----- ENTRIES SUPPLIED -----
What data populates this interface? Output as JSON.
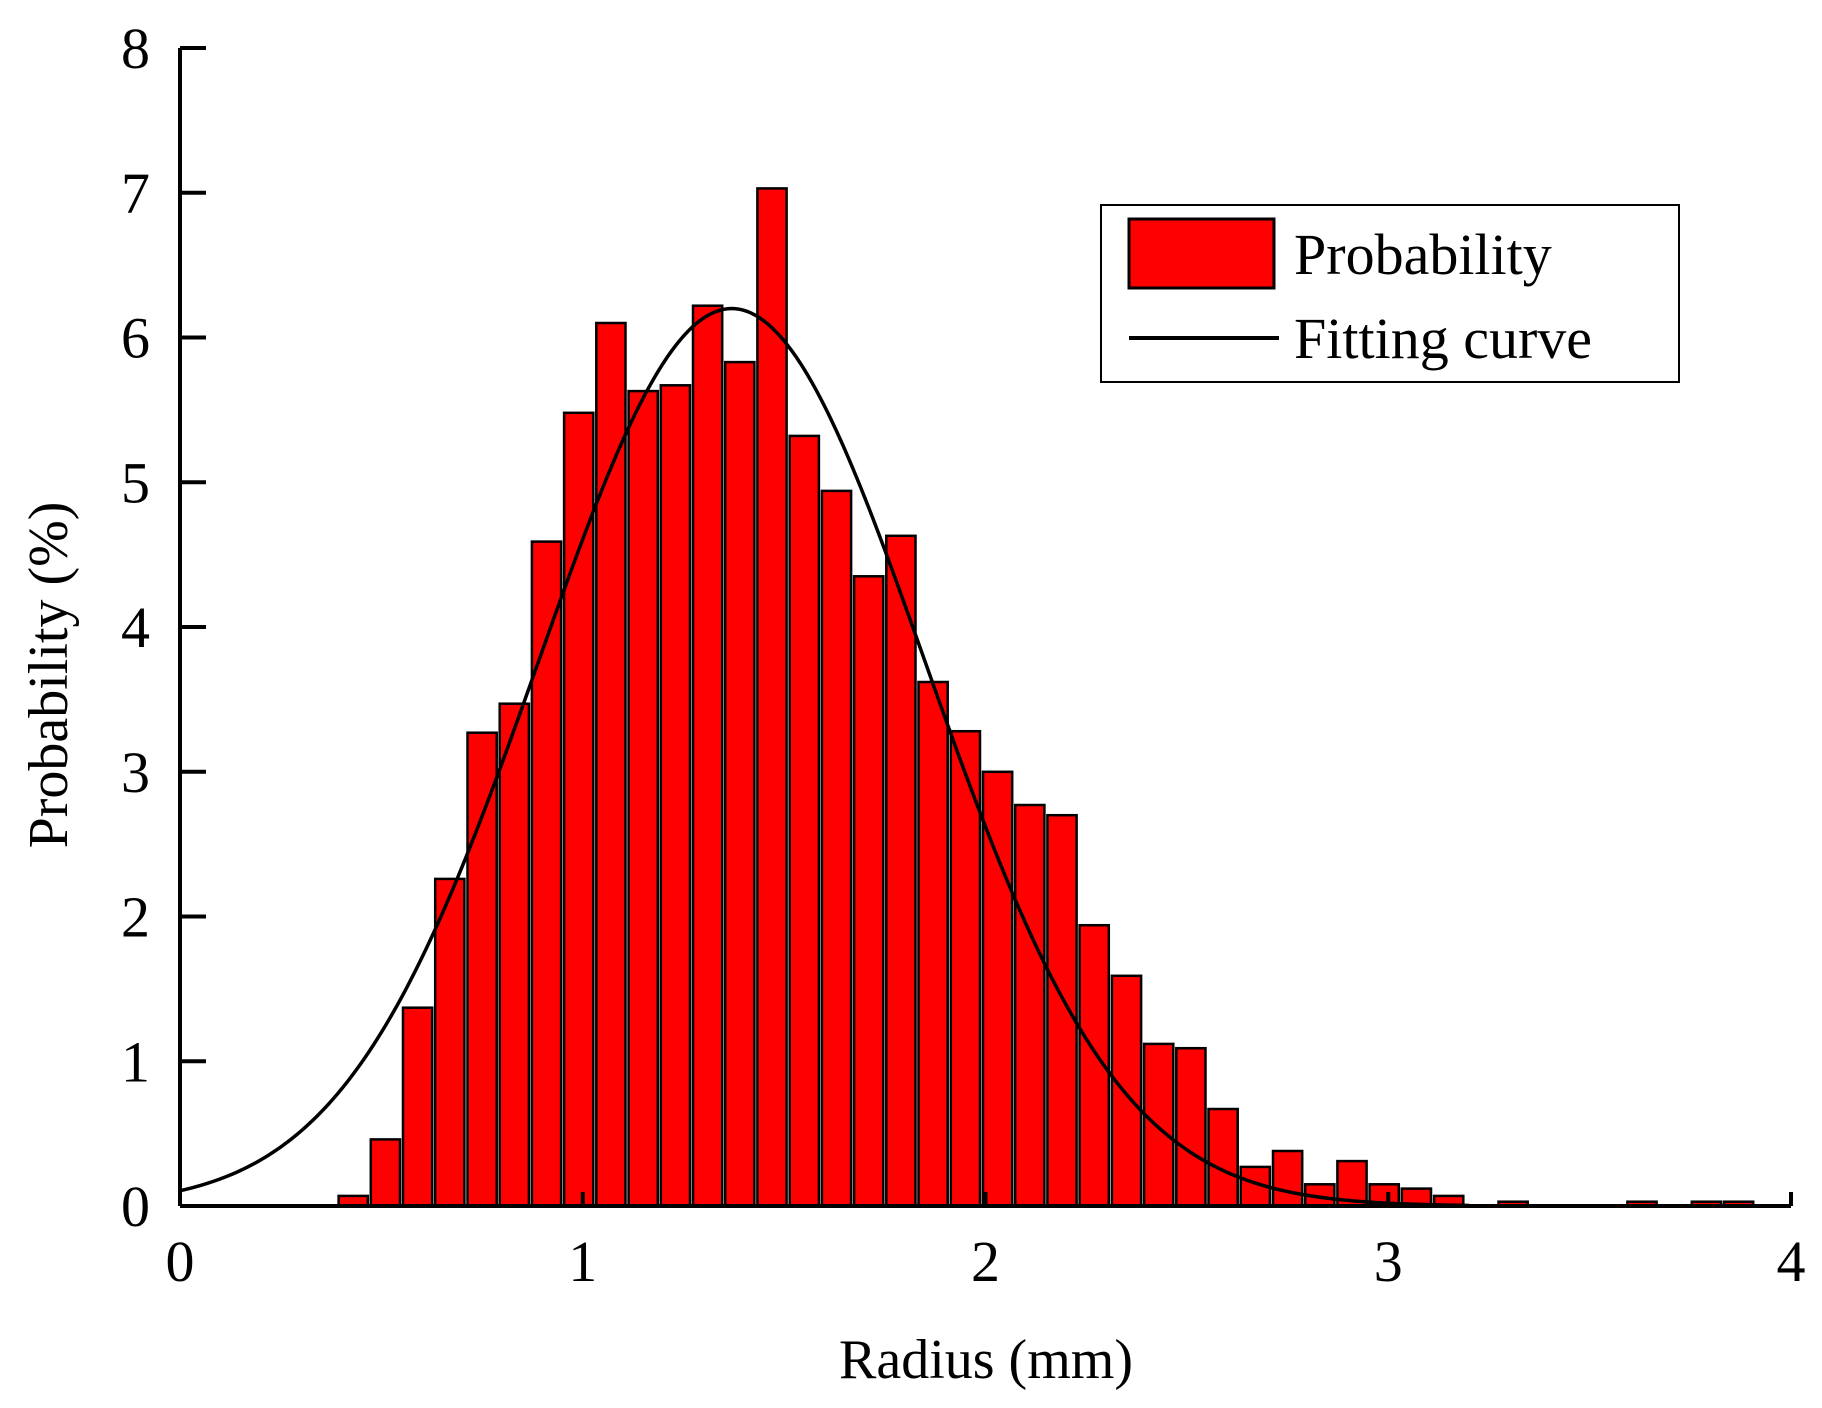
{
  "chart_data": {
    "type": "bar",
    "xlabel": "Radius (mm)",
    "ylabel": "Probability (%)",
    "xlim": [
      0,
      4
    ],
    "ylim": [
      0,
      8
    ],
    "xticks": [
      "0",
      "1",
      "2",
      "3",
      "4"
    ],
    "yticks": [
      "0",
      "1",
      "2",
      "3",
      "4",
      "5",
      "6",
      "7",
      "8"
    ],
    "bin_width": 0.08,
    "grid": false,
    "legend_position": "top-right",
    "series": [
      {
        "name": "Probability",
        "type": "bar",
        "color": "#ff0000",
        "x": [
          0.43,
          0.51,
          0.59,
          0.67,
          0.75,
          0.83,
          0.91,
          0.99,
          1.07,
          1.15,
          1.23,
          1.31,
          1.39,
          1.47,
          1.55,
          1.63,
          1.71,
          1.79,
          1.87,
          1.95,
          2.03,
          2.11,
          2.19,
          2.27,
          2.35,
          2.43,
          2.51,
          2.59,
          2.67,
          2.75,
          2.83,
          2.91,
          2.99,
          3.07,
          3.15,
          3.31,
          3.63,
          3.79,
          3.87
        ],
        "values": [
          0.07,
          0.46,
          1.37,
          2.26,
          3.27,
          3.47,
          4.59,
          5.48,
          6.1,
          5.63,
          5.67,
          6.22,
          5.83,
          7.03,
          5.32,
          4.94,
          4.35,
          4.63,
          3.62,
          3.28,
          3.0,
          2.77,
          2.7,
          1.94,
          1.59,
          1.12,
          1.09,
          0.67,
          0.27,
          0.38,
          0.15,
          0.31,
          0.15,
          0.12,
          0.07,
          0.03,
          0.03,
          0.03,
          0.03
        ]
      },
      {
        "name": "Fitting curve",
        "type": "line",
        "color": "#000000",
        "peak_y": 6.2,
        "peak_x": 1.37,
        "sigma": 0.48,
        "x_range": [
          0,
          3.2
        ]
      }
    ]
  }
}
-----
**WORK TO BE COMPLETED:** Search the records for the word "name" and copy every line where it occurs.

**CORRECT ANSWER:**
        "name": "Probability",
        "name": "Fitting curve",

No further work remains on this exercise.